- Instructions to follow:
Write out, precisely and in full, each line of the material.

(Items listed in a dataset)
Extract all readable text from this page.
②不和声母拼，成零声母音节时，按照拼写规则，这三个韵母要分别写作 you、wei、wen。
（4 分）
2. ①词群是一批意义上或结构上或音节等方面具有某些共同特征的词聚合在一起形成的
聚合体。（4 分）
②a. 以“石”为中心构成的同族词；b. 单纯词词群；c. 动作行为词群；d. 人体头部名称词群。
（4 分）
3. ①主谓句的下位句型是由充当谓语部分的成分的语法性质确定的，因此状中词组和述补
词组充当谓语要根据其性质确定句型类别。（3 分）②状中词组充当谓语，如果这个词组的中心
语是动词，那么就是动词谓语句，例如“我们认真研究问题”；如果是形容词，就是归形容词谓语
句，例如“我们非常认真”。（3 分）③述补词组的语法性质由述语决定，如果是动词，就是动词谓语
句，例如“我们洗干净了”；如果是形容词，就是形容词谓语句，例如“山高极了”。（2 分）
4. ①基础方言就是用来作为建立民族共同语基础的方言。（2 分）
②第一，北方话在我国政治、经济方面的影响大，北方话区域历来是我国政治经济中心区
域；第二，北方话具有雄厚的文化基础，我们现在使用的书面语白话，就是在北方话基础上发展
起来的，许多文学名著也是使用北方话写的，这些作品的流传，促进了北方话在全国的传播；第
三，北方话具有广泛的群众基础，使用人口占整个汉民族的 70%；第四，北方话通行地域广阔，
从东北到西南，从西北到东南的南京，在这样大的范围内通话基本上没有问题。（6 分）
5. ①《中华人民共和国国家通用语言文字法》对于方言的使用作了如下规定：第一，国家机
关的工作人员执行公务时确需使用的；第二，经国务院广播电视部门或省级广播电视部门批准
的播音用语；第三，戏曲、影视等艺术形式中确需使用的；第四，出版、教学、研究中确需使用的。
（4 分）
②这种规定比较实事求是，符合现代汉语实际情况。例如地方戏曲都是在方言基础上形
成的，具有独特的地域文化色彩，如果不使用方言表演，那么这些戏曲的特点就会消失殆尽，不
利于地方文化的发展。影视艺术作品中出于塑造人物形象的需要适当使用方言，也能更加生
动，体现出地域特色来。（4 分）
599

- Exercise response:
Extract all readable text from this page.
②不和声母拼，成零声母音节时，按照拼写规则，这三个韵母要分别写作 you、wei、wen。
（4 分）
2. ①词群是一批意义上或结构上或音节等方面具有某些共同特征的词聚合在一起形成的
聚合体。（4 分）
②a. 以“石”为中心构成的同族词；b. 单纯词词群；c. 动作行为词群；d. 人体头部名称词群。
（4 分）
3. ①主谓句的下位句型是由充当谓语部分的成分的语法性质确定的，因此状中词组和述补
词组充当谓语要根据其性质确定句型类别。（3 分）②状中词组充当谓语，如果这个词组的中心
语是动词，那么就是动词谓语句，例如“我们认真研究问题”；如果是形容词，就是归形容词谓语
句，例如“我们非常认真”。（3 分）③述补词组的语法性质由述语决定，如果是动词，就是动词谓语
句，例如“我们洗干净了”；如果是形容词，就是形容词谓语句，例如“山高极了”。（2 分）
4. ①基础方言就是用来作为建立民族共同语基础的方言。（2 分）
②第一，北方话在我国政治、经济方面的影响大，北方话区域历来是我国政治经济中心区
域；第二，北方话具有雄厚的文化基础，我们现在使用的书面语白话，就是在北方话基础上发展
起来的，许多文学名著也是使用北方话写的，这些作品的流传，促进了北方话在全国的传播；第
三，北方话具有广泛的群众基础，使用人口占整个汉民族的 70%；第四，北方话通行地域广阔，
从东北到西南，从西北到东南的南京，在这样大的范围内通话基本上没有问题。（6 分）
5. ①《中华人民共和国国家通用语言文字法》对于方言的使用作了如下规定：第一，国家机
关的工作人员执行公务时确需使用的；第二，经国务院广播电视部门或省级广播电视部门批准
的播音用语；第三，戏曲、影视等艺术形式中确需使用的；第四，出版、教学、研究中确需使用的。
（4 分）
②这种规定比较实事求是，符合现代汉语实际情况。例如地方戏曲都是在方言基础上形
成的，具有独特的地域文化色彩，如果不使用方言表演，那么这些戏曲的特点就会消失殆尽，不
利于地方文化的发展。影视艺术作品中出于塑造人物形象的需要适当使用方言，也能更加生
动，体现出地域特色来。（4 分）
599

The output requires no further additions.